Filter the entries, keeping every line with the word "enterprises".

--

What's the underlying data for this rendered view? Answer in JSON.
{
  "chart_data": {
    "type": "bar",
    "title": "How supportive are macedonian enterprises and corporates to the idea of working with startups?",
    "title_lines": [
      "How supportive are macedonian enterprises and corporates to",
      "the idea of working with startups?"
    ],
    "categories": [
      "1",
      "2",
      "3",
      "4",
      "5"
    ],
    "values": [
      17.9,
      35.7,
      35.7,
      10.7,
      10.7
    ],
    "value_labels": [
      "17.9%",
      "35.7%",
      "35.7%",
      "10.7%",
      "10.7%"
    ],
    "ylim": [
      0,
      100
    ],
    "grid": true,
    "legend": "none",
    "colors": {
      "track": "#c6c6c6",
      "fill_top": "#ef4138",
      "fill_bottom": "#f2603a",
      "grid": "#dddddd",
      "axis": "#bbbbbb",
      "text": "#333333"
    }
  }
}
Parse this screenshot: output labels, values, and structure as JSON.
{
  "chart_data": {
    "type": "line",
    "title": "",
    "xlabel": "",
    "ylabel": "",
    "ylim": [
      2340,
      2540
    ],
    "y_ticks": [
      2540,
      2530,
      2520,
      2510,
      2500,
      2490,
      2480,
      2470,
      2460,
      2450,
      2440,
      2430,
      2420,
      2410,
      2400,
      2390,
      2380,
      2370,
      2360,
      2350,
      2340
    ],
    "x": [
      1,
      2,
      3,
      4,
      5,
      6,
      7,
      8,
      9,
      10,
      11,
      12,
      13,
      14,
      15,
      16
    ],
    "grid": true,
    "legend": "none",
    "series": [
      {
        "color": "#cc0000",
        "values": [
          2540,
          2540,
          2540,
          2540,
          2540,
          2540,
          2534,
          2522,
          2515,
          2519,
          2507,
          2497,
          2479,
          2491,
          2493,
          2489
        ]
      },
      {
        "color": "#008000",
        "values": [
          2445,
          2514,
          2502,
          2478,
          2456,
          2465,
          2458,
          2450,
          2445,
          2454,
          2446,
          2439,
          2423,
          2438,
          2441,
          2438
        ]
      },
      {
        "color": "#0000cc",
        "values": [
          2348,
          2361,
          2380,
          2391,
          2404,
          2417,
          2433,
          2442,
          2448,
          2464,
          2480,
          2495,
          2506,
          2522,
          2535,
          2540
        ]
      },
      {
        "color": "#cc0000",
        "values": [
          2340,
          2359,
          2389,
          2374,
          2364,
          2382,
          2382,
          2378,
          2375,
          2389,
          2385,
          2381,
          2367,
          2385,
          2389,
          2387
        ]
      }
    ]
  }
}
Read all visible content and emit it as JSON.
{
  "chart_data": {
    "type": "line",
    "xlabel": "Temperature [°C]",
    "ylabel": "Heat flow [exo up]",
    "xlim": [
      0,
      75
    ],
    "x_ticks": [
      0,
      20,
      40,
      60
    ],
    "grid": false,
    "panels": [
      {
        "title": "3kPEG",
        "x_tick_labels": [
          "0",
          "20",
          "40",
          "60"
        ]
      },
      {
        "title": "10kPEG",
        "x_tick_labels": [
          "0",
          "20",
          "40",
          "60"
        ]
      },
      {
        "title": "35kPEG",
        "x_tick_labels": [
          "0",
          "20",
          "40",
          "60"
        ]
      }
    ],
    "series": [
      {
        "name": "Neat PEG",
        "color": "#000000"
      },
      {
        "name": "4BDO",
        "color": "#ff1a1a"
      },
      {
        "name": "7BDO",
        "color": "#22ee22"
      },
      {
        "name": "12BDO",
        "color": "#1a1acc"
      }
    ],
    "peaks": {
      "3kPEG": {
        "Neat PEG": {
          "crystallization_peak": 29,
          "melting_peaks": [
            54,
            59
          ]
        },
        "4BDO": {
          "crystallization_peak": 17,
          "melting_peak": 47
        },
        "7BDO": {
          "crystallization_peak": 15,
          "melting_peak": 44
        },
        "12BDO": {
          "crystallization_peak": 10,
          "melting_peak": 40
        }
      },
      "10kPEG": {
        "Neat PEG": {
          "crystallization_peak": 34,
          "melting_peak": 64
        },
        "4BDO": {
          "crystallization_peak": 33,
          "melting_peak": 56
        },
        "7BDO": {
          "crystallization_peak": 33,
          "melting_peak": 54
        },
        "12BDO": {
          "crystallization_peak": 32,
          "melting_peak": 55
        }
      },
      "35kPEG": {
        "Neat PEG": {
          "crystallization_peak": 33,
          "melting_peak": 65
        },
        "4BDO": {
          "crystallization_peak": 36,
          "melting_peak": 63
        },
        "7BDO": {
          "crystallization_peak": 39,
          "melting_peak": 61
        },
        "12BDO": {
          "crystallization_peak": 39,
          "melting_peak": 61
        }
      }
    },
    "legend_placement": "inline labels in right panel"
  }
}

--

# RESULT OF THIS EXERCISE
    "title": "How supportive are macedonian enterprises and corporates to the idea of working with startups?",
      "How supportive are macedonian enterprises and corporates to",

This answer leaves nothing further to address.